Using the data below, copy each line that includes the word "Основные".
###
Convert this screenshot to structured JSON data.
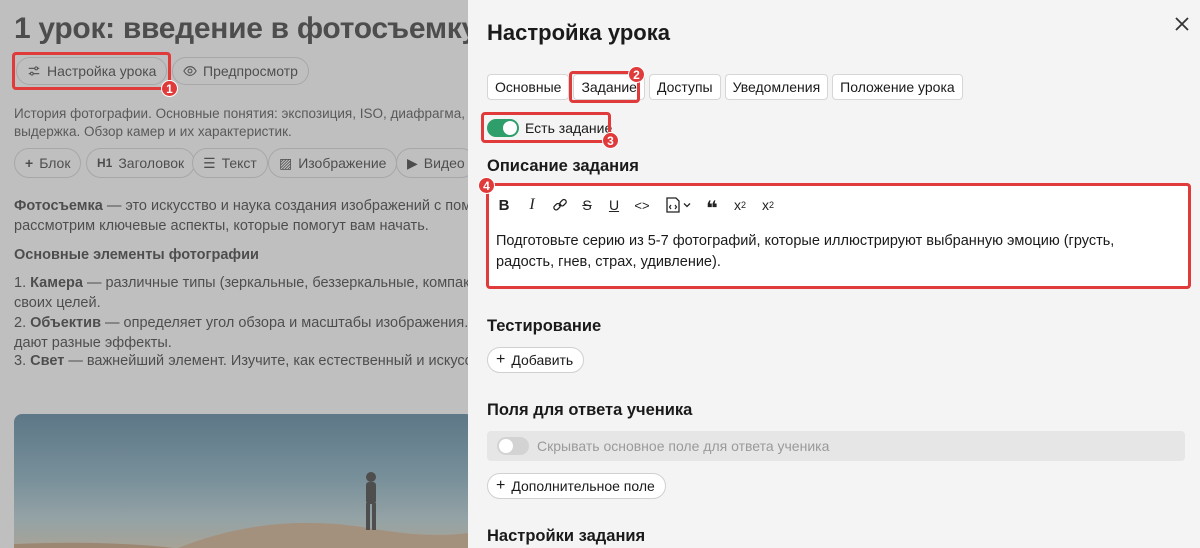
{
  "lesson": {
    "title": "1 урок: введение в фотосъемку",
    "settings_button": "Настройка урока",
    "preview_button": "Предпросмотр",
    "description": "История фотографии. Основные понятия: экспозиция, ISO, диафрагма, выдержка. Обзор камер и их характеристик.",
    "toolbar": [
      {
        "icon": "plus-icon",
        "label": "Блок"
      },
      {
        "icon": "heading-icon",
        "glyph": "H1",
        "label": "Заголовок"
      },
      {
        "icon": "text-icon",
        "label": "Текст"
      },
      {
        "icon": "image-icon",
        "label": "Изображение"
      },
      {
        "icon": "video-icon",
        "label": "Видео"
      }
    ],
    "intro_bold": "Фотосъемка",
    "intro_rest": " — это искусство и наука создания изображений с помощью света. В этом уроке мы",
    "intro_line2": "рассмотрим ключевые аспекты, которые помогут вам начать.",
    "elements_heading": "Основные элементы фотографии",
    "list": [
      {
        "num": "1. ",
        "bold": "Камера",
        "rest": " — различные типы (зеркальные, беззеркальные, компактные). Выберите подходящую для",
        "line2": "своих целей."
      },
      {
        "num": "2. ",
        "bold": "Объектив",
        "rest": " — определяет угол обзора и масштабы изображения. Разные объективы",
        "line2": "дают разные эффекты."
      },
      {
        "num": "3. ",
        "bold": "Свет",
        "rest": " — важнейший элемент. Изучите, как естественный и искусственный свет"
      }
    ]
  },
  "drawer": {
    "title": "Настройка урока",
    "tabs": [
      "Основные",
      "Задание",
      "Доступы",
      "Уведомления",
      "Положение урока"
    ],
    "active_tab": "Задание",
    "has_task_toggle": {
      "label": "Есть задание",
      "on": true
    },
    "task_description_title": "Описание задания",
    "editor_text": "Подготовьте серию из 5-7 фотографий, которые иллюстрируют выбранную эмоцию (грусть, радость, гнев, страх, удивление).",
    "testing_title": "Тестирование",
    "add_button": "Добавить",
    "answer_fields_title": "Поля для ответа ученика",
    "hide_main_field": {
      "label": "Скрывать основное поле для ответа ученика",
      "on": false
    },
    "extra_field_button": "Дополнительное поле",
    "task_settings_title": "Настройки задания"
  },
  "callouts": [
    "1",
    "2",
    "3",
    "4"
  ],
  "colors": {
    "accent_green": "#2e9e6b",
    "callout_red": "#e03a3a"
  }
}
###
__EXERCISE RESULT__
    "description": "История фотографии. Основные понятия: экспозиция, ISO, диафрагма, выдержка. Обзор камер и их характеристик.",
    "elements_heading": "Основные элементы фотографии",
      "Основные",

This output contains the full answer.